++++ DATASET CONTENT ++++

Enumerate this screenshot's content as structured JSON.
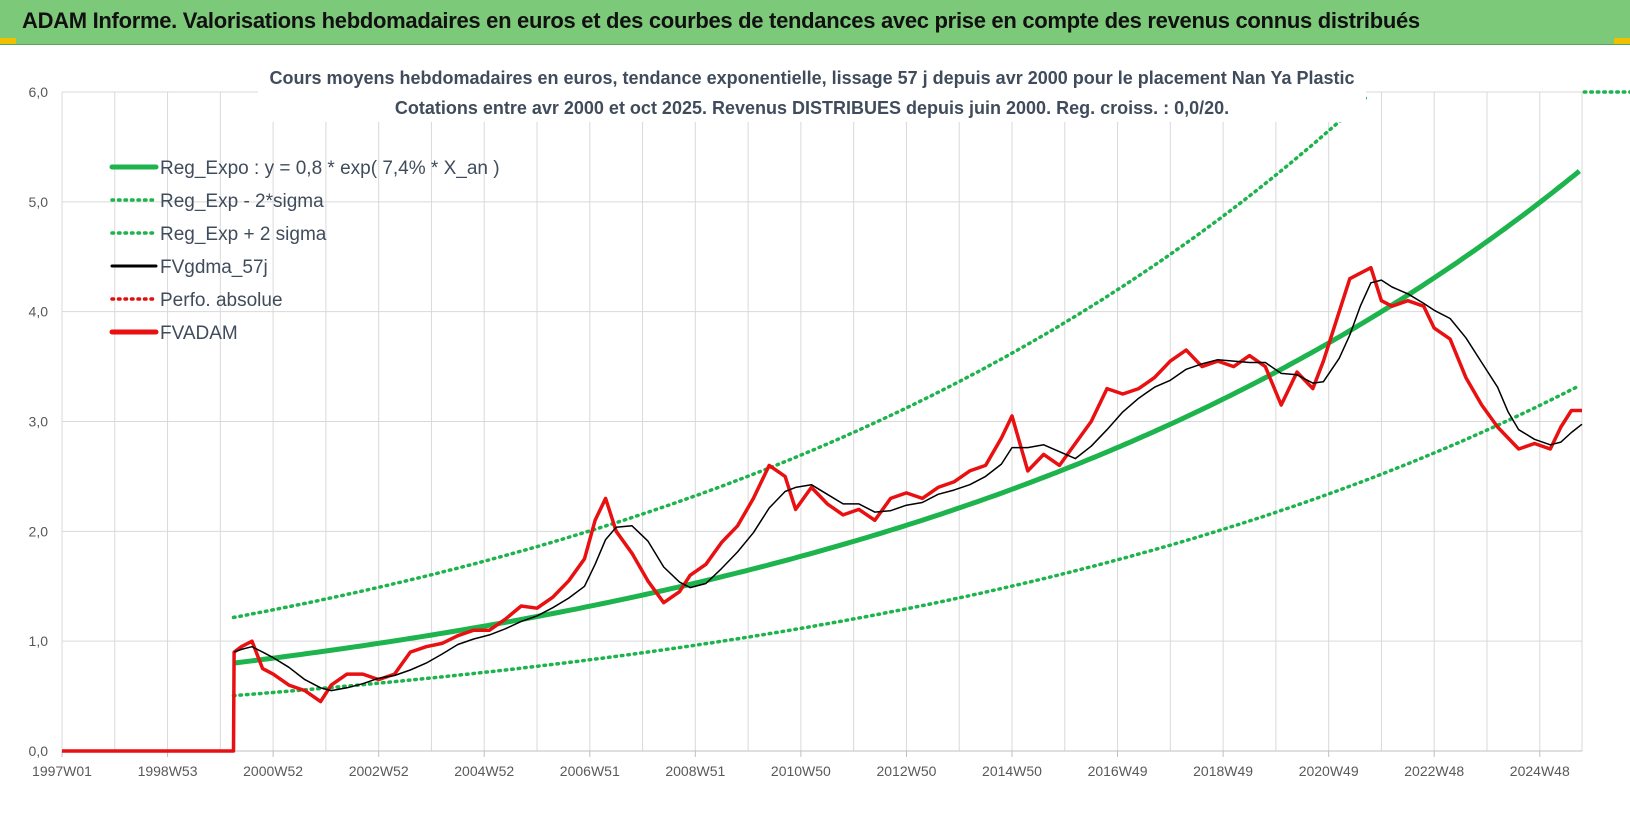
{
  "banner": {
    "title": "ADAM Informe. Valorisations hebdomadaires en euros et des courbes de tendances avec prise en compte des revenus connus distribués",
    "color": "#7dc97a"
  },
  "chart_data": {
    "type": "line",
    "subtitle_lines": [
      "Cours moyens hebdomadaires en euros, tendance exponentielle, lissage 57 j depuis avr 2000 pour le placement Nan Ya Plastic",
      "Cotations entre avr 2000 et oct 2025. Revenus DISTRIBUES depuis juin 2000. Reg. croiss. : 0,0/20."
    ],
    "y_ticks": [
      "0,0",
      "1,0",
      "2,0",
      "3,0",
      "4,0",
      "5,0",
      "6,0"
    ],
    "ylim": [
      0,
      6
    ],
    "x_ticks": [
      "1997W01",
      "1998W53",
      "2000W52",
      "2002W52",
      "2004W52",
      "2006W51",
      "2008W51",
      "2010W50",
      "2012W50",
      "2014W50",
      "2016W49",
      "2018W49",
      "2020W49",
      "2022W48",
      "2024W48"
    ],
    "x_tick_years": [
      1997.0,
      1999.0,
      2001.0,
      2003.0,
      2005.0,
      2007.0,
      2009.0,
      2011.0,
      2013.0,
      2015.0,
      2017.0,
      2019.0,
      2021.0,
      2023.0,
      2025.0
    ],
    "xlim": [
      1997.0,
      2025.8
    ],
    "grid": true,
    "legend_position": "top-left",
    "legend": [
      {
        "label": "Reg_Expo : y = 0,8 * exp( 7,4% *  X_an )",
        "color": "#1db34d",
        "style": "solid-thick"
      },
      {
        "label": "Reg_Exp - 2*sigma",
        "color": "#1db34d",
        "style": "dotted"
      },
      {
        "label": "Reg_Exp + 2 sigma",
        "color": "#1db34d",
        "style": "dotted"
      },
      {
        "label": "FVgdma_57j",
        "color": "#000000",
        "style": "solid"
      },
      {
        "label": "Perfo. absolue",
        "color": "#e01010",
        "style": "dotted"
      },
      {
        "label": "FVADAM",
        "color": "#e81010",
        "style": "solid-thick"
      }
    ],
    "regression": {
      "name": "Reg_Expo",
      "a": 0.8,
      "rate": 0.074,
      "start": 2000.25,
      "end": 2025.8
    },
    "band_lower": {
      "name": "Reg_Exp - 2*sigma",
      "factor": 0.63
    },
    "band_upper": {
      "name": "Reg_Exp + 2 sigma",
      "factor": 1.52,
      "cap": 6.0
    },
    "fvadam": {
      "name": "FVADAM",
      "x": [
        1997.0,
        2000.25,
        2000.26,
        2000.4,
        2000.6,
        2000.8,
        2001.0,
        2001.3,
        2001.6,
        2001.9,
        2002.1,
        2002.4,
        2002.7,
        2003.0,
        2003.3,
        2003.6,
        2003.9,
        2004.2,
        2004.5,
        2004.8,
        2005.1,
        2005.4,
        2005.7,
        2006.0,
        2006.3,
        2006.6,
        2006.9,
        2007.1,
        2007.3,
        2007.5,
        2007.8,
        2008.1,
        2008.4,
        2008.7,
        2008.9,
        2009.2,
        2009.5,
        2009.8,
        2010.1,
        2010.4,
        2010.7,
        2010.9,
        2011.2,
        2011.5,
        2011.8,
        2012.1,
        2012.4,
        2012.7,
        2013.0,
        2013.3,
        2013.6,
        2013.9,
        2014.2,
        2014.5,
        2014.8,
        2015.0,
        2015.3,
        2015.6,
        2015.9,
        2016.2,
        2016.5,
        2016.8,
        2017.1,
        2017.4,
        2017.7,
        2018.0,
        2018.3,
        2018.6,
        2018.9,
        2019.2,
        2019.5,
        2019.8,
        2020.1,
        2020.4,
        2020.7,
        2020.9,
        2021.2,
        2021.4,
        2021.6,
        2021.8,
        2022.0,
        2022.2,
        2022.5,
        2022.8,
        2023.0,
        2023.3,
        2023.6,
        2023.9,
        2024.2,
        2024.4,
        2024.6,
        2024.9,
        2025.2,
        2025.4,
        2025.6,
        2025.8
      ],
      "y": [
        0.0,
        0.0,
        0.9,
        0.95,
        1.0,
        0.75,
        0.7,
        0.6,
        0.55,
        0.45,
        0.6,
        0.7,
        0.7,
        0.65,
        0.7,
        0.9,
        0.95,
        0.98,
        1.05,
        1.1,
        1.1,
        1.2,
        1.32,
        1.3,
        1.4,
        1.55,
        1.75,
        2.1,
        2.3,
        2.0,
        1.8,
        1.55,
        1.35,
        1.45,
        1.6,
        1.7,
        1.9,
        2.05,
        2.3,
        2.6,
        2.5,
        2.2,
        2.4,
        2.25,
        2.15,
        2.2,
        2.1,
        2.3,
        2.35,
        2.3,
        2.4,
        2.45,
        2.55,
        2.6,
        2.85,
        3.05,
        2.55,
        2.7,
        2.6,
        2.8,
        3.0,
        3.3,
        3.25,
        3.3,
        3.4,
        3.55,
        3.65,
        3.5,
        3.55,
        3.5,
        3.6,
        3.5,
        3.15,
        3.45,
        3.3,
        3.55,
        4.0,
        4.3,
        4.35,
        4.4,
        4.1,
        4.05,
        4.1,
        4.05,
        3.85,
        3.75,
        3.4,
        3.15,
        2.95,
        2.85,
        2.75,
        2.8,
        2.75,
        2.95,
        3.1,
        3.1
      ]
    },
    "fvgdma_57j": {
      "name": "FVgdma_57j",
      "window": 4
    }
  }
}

++++

* _TASK OBJECTIVE_: List the lines that contain the word "name".

* _SOLUTION BELOW_:
      "name": "Reg_Expo",
      "name": "Reg_Exp - 2*sigma",
      "name": "Reg_Exp + 2 sigma",
      "name": "FVADAM",
      "name": "FVgdma_57j",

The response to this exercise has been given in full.